* **Written request**: Where a line holds the string "panel", return that line.
::::::
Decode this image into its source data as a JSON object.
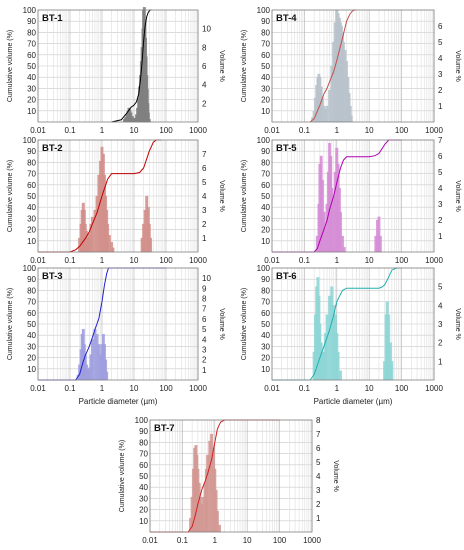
{
  "chart_data": [
    {
      "panel": "BT-1",
      "type": "bar",
      "bar_color": "#808080",
      "line_color": "#000000",
      "ylabel_left": "Cumulative volume (%)",
      "ylabel_right": "Volume %",
      "xlabel": "",
      "ylim_left": [
        0,
        100
      ],
      "ylim_right": [
        0,
        12
      ],
      "xscale": "log",
      "xlim": [
        0.01,
        1000
      ],
      "yticks_left": [
        "10",
        "20",
        "30",
        "40",
        "50",
        "60",
        "70",
        "80",
        "90",
        "100"
      ],
      "yticks_right": [
        "2",
        "4",
        "6",
        "8",
        "10"
      ],
      "xticks": [
        "0.01",
        "0.1",
        "1",
        "10",
        "100",
        "1000"
      ],
      "bars": {
        "x": [
          5,
          5.5,
          6,
          6.5,
          7,
          7.5,
          8,
          9,
          10,
          11,
          12,
          13,
          14,
          15,
          16,
          17,
          18,
          19,
          20,
          21,
          22,
          23,
          24,
          25,
          26,
          27,
          28,
          30
        ],
        "values": [
          0.3,
          0.5,
          0.8,
          1.2,
          1.5,
          1.3,
          1.0,
          0.6,
          0.4,
          0.4,
          0.8,
          1.5,
          2.5,
          3.8,
          5,
          6.5,
          8,
          10,
          12,
          12.3,
          11,
          9,
          7,
          5,
          3.5,
          2,
          1,
          0.3
        ]
      },
      "cumulative": {
        "x": [
          2,
          4,
          6,
          8,
          10,
          12,
          14,
          16,
          18,
          20,
          22,
          25,
          28,
          32,
          35
        ],
        "values": [
          0,
          2,
          8,
          13,
          15,
          18,
          25,
          38,
          55,
          72,
          85,
          94,
          98,
          100,
          100
        ]
      }
    },
    {
      "panel": "BT-4",
      "type": "bar",
      "bar_color": "#b9c3cc",
      "line_color": "#c0504d",
      "ylabel_left": "Cumulative volume (%)",
      "ylabel_right": "Volume %",
      "xlabel": "",
      "ylim_left": [
        0,
        100
      ],
      "ylim_right": [
        0,
        7
      ],
      "xscale": "log",
      "xlim": [
        0.01,
        1000
      ],
      "yticks_left": [
        "10",
        "20",
        "30",
        "40",
        "50",
        "60",
        "70",
        "80",
        "90",
        "100"
      ],
      "yticks_right": [
        "1",
        "2",
        "3",
        "4",
        "5",
        "6"
      ],
      "xticks": [
        "0.01",
        "0.1",
        "1",
        "10",
        "100",
        "1000"
      ],
      "bars": {
        "x": [
          0.18,
          0.2,
          0.22,
          0.24,
          0.26,
          0.28,
          0.3,
          0.33,
          0.36,
          0.4,
          0.45,
          0.5,
          0.6,
          0.7,
          0.8,
          0.9,
          1.0,
          1.1,
          1.2,
          1.3,
          1.4,
          1.5,
          1.6,
          1.8,
          2.0,
          2.2,
          2.4,
          2.6,
          2.8
        ],
        "values": [
          0.3,
          0.7,
          1.5,
          2.3,
          2.8,
          3.0,
          2.8,
          2.2,
          1.5,
          1.0,
          0.8,
          1.0,
          2.0,
          3.5,
          5.0,
          6.2,
          7.0,
          6.8,
          6.5,
          6.2,
          6.0,
          5.6,
          5.0,
          4.5,
          3.8,
          2.8,
          1.8,
          1.0,
          0.4
        ]
      },
      "cumulative": {
        "x": [
          0.15,
          0.2,
          0.3,
          0.4,
          0.5,
          0.6,
          0.8,
          1,
          1.5,
          2,
          2.5,
          3,
          3.5,
          4
        ],
        "values": [
          0,
          3,
          15,
          25,
          30,
          36,
          45,
          55,
          75,
          90,
          96,
          99,
          100,
          100
        ]
      }
    },
    {
      "panel": "BT-2",
      "type": "bar",
      "bar_color": "#d3908b",
      "line_color": "#c00000",
      "ylabel_left": "Cumulative volume (%)",
      "ylabel_right": "Volume %",
      "xlabel": "",
      "ylim_left": [
        0,
        100
      ],
      "ylim_right": [
        0,
        8
      ],
      "xscale": "log",
      "xlim": [
        0.01,
        1000
      ],
      "yticks_left": [
        "10",
        "20",
        "30",
        "40",
        "50",
        "60",
        "70",
        "80",
        "90",
        "100"
      ],
      "yticks_right": [
        "1",
        "2",
        "3",
        "4",
        "5",
        "6",
        "7"
      ],
      "xticks": [
        "0.01",
        "0.1",
        "1",
        "10",
        "100",
        "1000"
      ],
      "bars": {
        "x": [
          0.2,
          0.22,
          0.24,
          0.26,
          0.28,
          0.3,
          0.33,
          0.36,
          0.4,
          0.45,
          0.5,
          0.6,
          0.7,
          0.8,
          0.9,
          1.0,
          1.1,
          1.2,
          1.3,
          1.4,
          1.5,
          1.7,
          2.0,
          2.2,
          18,
          20,
          22,
          25,
          28,
          30,
          33
        ],
        "values": [
          1.0,
          2.0,
          3.0,
          3.5,
          3.0,
          2.0,
          1.5,
          1.0,
          1.3,
          2.0,
          2.5,
          3.0,
          4.0,
          5.5,
          6.5,
          7.5,
          7.0,
          5.5,
          4.0,
          3.0,
          2.0,
          1.2,
          0.7,
          0.3,
          1.0,
          2.0,
          3.0,
          4.0,
          3.2,
          2.0,
          1.0
        ]
      },
      "cumulative": {
        "x": [
          0.01,
          0.1,
          0.15,
          0.2,
          0.3,
          0.4,
          0.5,
          0.7,
          1,
          1.5,
          2,
          3,
          10,
          15,
          20,
          30,
          40,
          50,
          70
        ],
        "values": [
          0,
          0,
          2,
          5,
          12,
          18,
          25,
          35,
          50,
          65,
          70,
          70,
          70,
          71,
          75,
          90,
          98,
          100,
          100
        ]
      }
    },
    {
      "panel": "BT-5",
      "type": "bar",
      "bar_color": "#d68fd6",
      "line_color": "#b000b0",
      "ylabel_left": "Cumulative volume (%)",
      "ylabel_right": "Volume %",
      "xlabel": "",
      "ylim_left": [
        0,
        100
      ],
      "ylim_right": [
        0,
        7
      ],
      "xscale": "log",
      "xlim": [
        0.01,
        1000
      ],
      "yticks_left": [
        "10",
        "20",
        "30",
        "40",
        "50",
        "60",
        "70",
        "80",
        "90",
        "100"
      ],
      "yticks_right": [
        "1",
        "2",
        "3",
        "4",
        "5",
        "6",
        "7"
      ],
      "xticks": [
        "0.01",
        "0.1",
        "1",
        "10",
        "100",
        "1000"
      ],
      "bars": {
        "x": [
          0.25,
          0.28,
          0.3,
          0.33,
          0.36,
          0.4,
          0.45,
          0.5,
          0.55,
          0.6,
          0.65,
          0.7,
          0.8,
          0.9,
          1.0,
          1.1,
          1.2,
          1.3,
          1.5,
          1.7,
          16,
          18,
          20,
          22
        ],
        "values": [
          1.0,
          3.0,
          5.5,
          6.0,
          4.5,
          2.5,
          1.5,
          3.0,
          5.0,
          6.8,
          6.0,
          4.0,
          3.5,
          5.0,
          6.5,
          5.5,
          4.0,
          2.5,
          1.0,
          0.3,
          1.0,
          2.0,
          2.2,
          1.0
        ]
      },
      "cumulative": {
        "x": [
          0.01,
          0.2,
          0.25,
          0.3,
          0.4,
          0.5,
          0.6,
          0.8,
          1,
          1.3,
          1.6,
          2,
          10,
          15,
          20,
          30,
          40,
          60,
          100
        ],
        "values": [
          0,
          0,
          3,
          10,
          20,
          28,
          38,
          50,
          62,
          75,
          82,
          85,
          85,
          86,
          88,
          96,
          100,
          100,
          100
        ]
      }
    },
    {
      "panel": "BT-3",
      "type": "bar",
      "bar_color": "#9f9fe0",
      "line_color": "#2020d0",
      "ylabel_left": "Cumulative volume (%)",
      "ylabel_right": "Volume %",
      "xlabel": "Particle diameter (µm)",
      "ylim_left": [
        0,
        100
      ],
      "ylim_right": [
        0,
        11
      ],
      "xscale": "log",
      "xlim": [
        0.01,
        1000
      ],
      "yticks_left": [
        "10",
        "20",
        "30",
        "40",
        "50",
        "60",
        "70",
        "80",
        "90",
        "100"
      ],
      "yticks_right": [
        "1",
        "2",
        "3",
        "4",
        "5",
        "6",
        "7",
        "8",
        "9",
        "10"
      ],
      "xticks": [
        "0.01",
        "0.1",
        "1",
        "10",
        "100",
        "1000"
      ],
      "bars": {
        "x": [
          0.18,
          0.2,
          0.22,
          0.24,
          0.26,
          0.28,
          0.3,
          0.33,
          0.36,
          0.4,
          0.45,
          0.5,
          0.6,
          0.7,
          0.8,
          0.9,
          1.0,
          1.1,
          1.2,
          1.3,
          1.4
        ],
        "values": [
          0.5,
          1.5,
          3.0,
          4.5,
          5.0,
          3.5,
          2.5,
          1.5,
          1.0,
          1.2,
          2.5,
          4.0,
          5.0,
          4.5,
          3.5,
          2.5,
          3.5,
          4.5,
          3.5,
          2.0,
          0.8
        ]
      },
      "cumulative": {
        "x": [
          0.01,
          0.15,
          0.2,
          0.25,
          0.3,
          0.4,
          0.5,
          0.6,
          0.8,
          1,
          1.2,
          1.4,
          1.6,
          2,
          100
        ],
        "values": [
          0,
          0,
          5,
          15,
          22,
          30,
          38,
          45,
          55,
          70,
          85,
          95,
          100,
          100,
          100
        ]
      }
    },
    {
      "panel": "BT-6",
      "type": "bar",
      "bar_color": "#8fd6d6",
      "line_color": "#20b0b0",
      "ylabel_left": "Cumulative volume (%)",
      "ylabel_right": "Volume %",
      "xlabel": "Particle diameter (µm)",
      "ylim_left": [
        0,
        100
      ],
      "ylim_right": [
        0,
        6
      ],
      "xscale": "log",
      "xlim": [
        0.01,
        1000
      ],
      "yticks_left": [
        "10",
        "20",
        "30",
        "40",
        "50",
        "60",
        "70",
        "80",
        "90",
        "100"
      ],
      "yticks_right": [
        "1",
        "2",
        "3",
        "4",
        "5"
      ],
      "xticks": [
        "0.01",
        "0.1",
        "1",
        "10",
        "100",
        "1000"
      ],
      "bars": {
        "x": [
          0.2,
          0.22,
          0.24,
          0.26,
          0.28,
          0.3,
          0.33,
          0.36,
          0.4,
          0.45,
          0.5,
          0.6,
          0.7,
          0.8,
          0.9,
          1.0,
          1.1,
          1.3,
          30,
          33,
          36,
          40,
          45,
          50
        ],
        "values": [
          1.5,
          3.5,
          5.0,
          5.5,
          4.5,
          3.0,
          2.0,
          1.5,
          1.5,
          2.5,
          3.5,
          4.5,
          5.0,
          4.0,
          3.5,
          2.5,
          1.5,
          0.5,
          1.0,
          3.5,
          4.2,
          3.5,
          2.0,
          1.0
        ]
      },
      "cumulative": {
        "x": [
          0.01,
          0.15,
          0.2,
          0.3,
          0.4,
          0.5,
          0.6,
          0.8,
          1,
          1.5,
          2,
          20,
          25,
          30,
          40,
          50,
          70,
          100
        ],
        "values": [
          0,
          0,
          5,
          20,
          30,
          38,
          45,
          58,
          70,
          80,
          82,
          82,
          83,
          85,
          92,
          98,
          100,
          100
        ]
      }
    },
    {
      "panel": "BT-7",
      "type": "bar",
      "bar_color": "#d39994",
      "line_color": "#d02020",
      "ylabel_left": "Cumulative volume (%)",
      "ylabel_right": "Volume %",
      "xlabel": "Particle diameter (µm)",
      "ylim_left": [
        0,
        100
      ],
      "ylim_right": [
        0,
        8
      ],
      "xscale": "log",
      "xlim": [
        0.01,
        1000
      ],
      "yticks_left": [
        "10",
        "20",
        "30",
        "40",
        "50",
        "60",
        "70",
        "80",
        "90",
        "100"
      ],
      "yticks_right": [
        "1",
        "2",
        "3",
        "4",
        "5",
        "6",
        "7",
        "8"
      ],
      "xticks": [
        "0.01",
        "0.1",
        "1",
        "10",
        "100",
        "1000"
      ],
      "bars": {
        "x": [
          0.18,
          0.2,
          0.22,
          0.24,
          0.26,
          0.28,
          0.3,
          0.33,
          0.36,
          0.4,
          0.45,
          0.5,
          0.55,
          0.6,
          0.7,
          0.8,
          0.9,
          1.0,
          1.1,
          1.2,
          1.4
        ],
        "values": [
          1.0,
          2.5,
          4.5,
          6.0,
          6.2,
          5.5,
          4.5,
          3.5,
          2.5,
          2.0,
          2.5,
          3.5,
          4.5,
          5.5,
          6.5,
          7.0,
          6.0,
          4.5,
          3.0,
          1.5,
          0.5
        ]
      },
      "cumulative": {
        "x": [
          0.01,
          0.15,
          0.2,
          0.25,
          0.3,
          0.4,
          0.5,
          0.6,
          0.8,
          1,
          1.2,
          1.5,
          2,
          100
        ],
        "values": [
          0,
          0,
          5,
          15,
          25,
          38,
          45,
          52,
          65,
          80,
          92,
          98,
          100,
          100
        ]
      }
    }
  ]
}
::::::
* **Solved problem**:
      "panel": "BT-1",
      "panel": "BT-4",
      "panel": "BT-2",
      "panel": "BT-5",
      "panel": "BT-3",
      "panel": "BT-6",
      "panel": "BT-7",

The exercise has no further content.